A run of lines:
BEGIN
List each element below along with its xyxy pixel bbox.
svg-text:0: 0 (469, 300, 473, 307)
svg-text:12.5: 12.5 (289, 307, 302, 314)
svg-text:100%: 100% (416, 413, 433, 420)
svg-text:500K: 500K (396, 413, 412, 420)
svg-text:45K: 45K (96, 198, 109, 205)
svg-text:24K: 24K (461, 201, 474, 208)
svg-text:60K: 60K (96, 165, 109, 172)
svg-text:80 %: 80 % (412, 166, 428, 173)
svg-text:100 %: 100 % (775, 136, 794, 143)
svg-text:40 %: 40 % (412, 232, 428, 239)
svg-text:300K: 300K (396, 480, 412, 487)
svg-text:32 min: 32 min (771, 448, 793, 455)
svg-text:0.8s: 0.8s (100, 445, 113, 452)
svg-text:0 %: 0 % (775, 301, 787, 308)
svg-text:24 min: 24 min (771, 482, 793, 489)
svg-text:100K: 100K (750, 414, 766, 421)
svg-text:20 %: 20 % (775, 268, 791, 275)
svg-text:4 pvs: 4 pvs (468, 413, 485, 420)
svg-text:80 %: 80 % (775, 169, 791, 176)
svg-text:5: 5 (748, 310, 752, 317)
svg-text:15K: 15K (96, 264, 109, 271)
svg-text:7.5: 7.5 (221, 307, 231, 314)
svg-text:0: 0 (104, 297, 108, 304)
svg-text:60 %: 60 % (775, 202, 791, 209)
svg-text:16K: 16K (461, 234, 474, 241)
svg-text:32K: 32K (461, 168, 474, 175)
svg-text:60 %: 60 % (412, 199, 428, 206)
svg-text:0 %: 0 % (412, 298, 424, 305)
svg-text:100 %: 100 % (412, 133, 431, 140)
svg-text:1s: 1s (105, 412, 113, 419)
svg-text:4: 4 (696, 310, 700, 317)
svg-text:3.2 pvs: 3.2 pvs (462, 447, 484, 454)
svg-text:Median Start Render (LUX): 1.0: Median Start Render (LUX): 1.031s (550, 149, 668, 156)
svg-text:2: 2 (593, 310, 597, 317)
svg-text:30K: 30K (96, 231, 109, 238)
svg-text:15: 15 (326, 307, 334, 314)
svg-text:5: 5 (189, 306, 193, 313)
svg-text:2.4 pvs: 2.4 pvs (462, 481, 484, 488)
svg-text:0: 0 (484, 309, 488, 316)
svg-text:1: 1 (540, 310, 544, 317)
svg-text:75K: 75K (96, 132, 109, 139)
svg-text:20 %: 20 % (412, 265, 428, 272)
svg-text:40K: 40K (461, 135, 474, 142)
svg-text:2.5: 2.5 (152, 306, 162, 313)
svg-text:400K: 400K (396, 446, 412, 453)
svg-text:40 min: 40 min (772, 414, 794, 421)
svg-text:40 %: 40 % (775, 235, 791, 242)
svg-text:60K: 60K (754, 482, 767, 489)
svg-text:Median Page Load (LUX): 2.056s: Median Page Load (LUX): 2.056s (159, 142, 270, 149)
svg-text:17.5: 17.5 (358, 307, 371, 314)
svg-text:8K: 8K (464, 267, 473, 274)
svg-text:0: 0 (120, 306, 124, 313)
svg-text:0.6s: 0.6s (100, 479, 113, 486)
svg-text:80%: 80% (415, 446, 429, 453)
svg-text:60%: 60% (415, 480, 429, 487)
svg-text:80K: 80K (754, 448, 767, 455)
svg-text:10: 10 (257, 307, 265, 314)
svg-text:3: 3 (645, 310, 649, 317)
END
* **What is asked**: Copy out all of the lines above word for word.

* **Response**:
List each element below along with its xyxy pixel bbox.
svg-text:0: 0 (469, 300, 473, 307)
svg-text:12.5: 12.5 (289, 307, 302, 314)
svg-text:100%: 100% (416, 413, 433, 420)
svg-text:500K: 500K (396, 413, 412, 420)
svg-text:45K: 45K (96, 198, 109, 205)
svg-text:24K: 24K (461, 201, 474, 208)
svg-text:60K: 60K (96, 165, 109, 172)
svg-text:80 %: 80 % (412, 166, 428, 173)
svg-text:100 %: 100 % (775, 136, 794, 143)
svg-text:40 %: 40 % (412, 232, 428, 239)
svg-text:300K: 300K (396, 480, 412, 487)
svg-text:32 min: 32 min (771, 448, 793, 455)
svg-text:0.8s: 0.8s (100, 445, 113, 452)
svg-text:0 %: 0 % (775, 301, 787, 308)
svg-text:24 min: 24 min (771, 482, 793, 489)
svg-text:100K: 100K (750, 414, 766, 421)
svg-text:20 %: 20 % (775, 268, 791, 275)
svg-text:4 pvs: 4 pvs (468, 413, 485, 420)
svg-text:80 %: 80 % (775, 169, 791, 176)
svg-text:5: 5 (748, 310, 752, 317)
svg-text:15K: 15K (96, 264, 109, 271)
svg-text:7.5: 7.5 (221, 307, 231, 314)
svg-text:0: 0 (104, 297, 108, 304)
svg-text:60 %: 60 % (775, 202, 791, 209)
svg-text:16K: 16K (461, 234, 474, 241)
svg-text:32K: 32K (461, 168, 474, 175)
svg-text:60 %: 60 % (412, 199, 428, 206)
svg-text:0 %: 0 % (412, 298, 424, 305)
svg-text:100 %: 100 % (412, 133, 431, 140)
svg-text:1s: 1s (105, 412, 113, 419)
svg-text:4: 4 (696, 310, 700, 317)
svg-text:3.2 pvs: 3.2 pvs (462, 447, 484, 454)
svg-text:Median Start Render (LUX): 1.0: Median Start Render (LUX): 1.031s (550, 149, 668, 156)
svg-text:2: 2 (593, 310, 597, 317)
svg-text:30K: 30K (96, 231, 109, 238)
svg-text:15: 15 (326, 307, 334, 314)
svg-text:5: 5 (189, 306, 193, 313)
svg-text:2.4 pvs: 2.4 pvs (462, 481, 484, 488)
svg-text:0: 0 (484, 309, 488, 316)
svg-text:1: 1 (540, 310, 544, 317)
svg-text:75K: 75K (96, 132, 109, 139)
svg-text:20 %: 20 % (412, 265, 428, 272)
svg-text:40K: 40K (461, 135, 474, 142)
svg-text:2.5: 2.5 (152, 306, 162, 313)
svg-text:400K: 400K (396, 446, 412, 453)
svg-text:40 min: 40 min (772, 414, 794, 421)
svg-text:40 %: 40 % (775, 235, 791, 242)
svg-text:60K: 60K (754, 482, 767, 489)
svg-text:Median Page Load (LUX): 2.056s: Median Page Load (LUX): 2.056s (159, 142, 270, 149)
svg-text:17.5: 17.5 (358, 307, 371, 314)
svg-text:8K: 8K (464, 267, 473, 274)
svg-text:0: 0 (120, 306, 124, 313)
svg-text:0.6s: 0.6s (100, 479, 113, 486)
svg-text:80%: 80% (415, 446, 429, 453)
svg-text:60%: 60% (415, 480, 429, 487)
svg-text:80K: 80K (754, 448, 767, 455)
svg-text:10: 10 (257, 307, 265, 314)
svg-text:3: 3 (645, 310, 649, 317)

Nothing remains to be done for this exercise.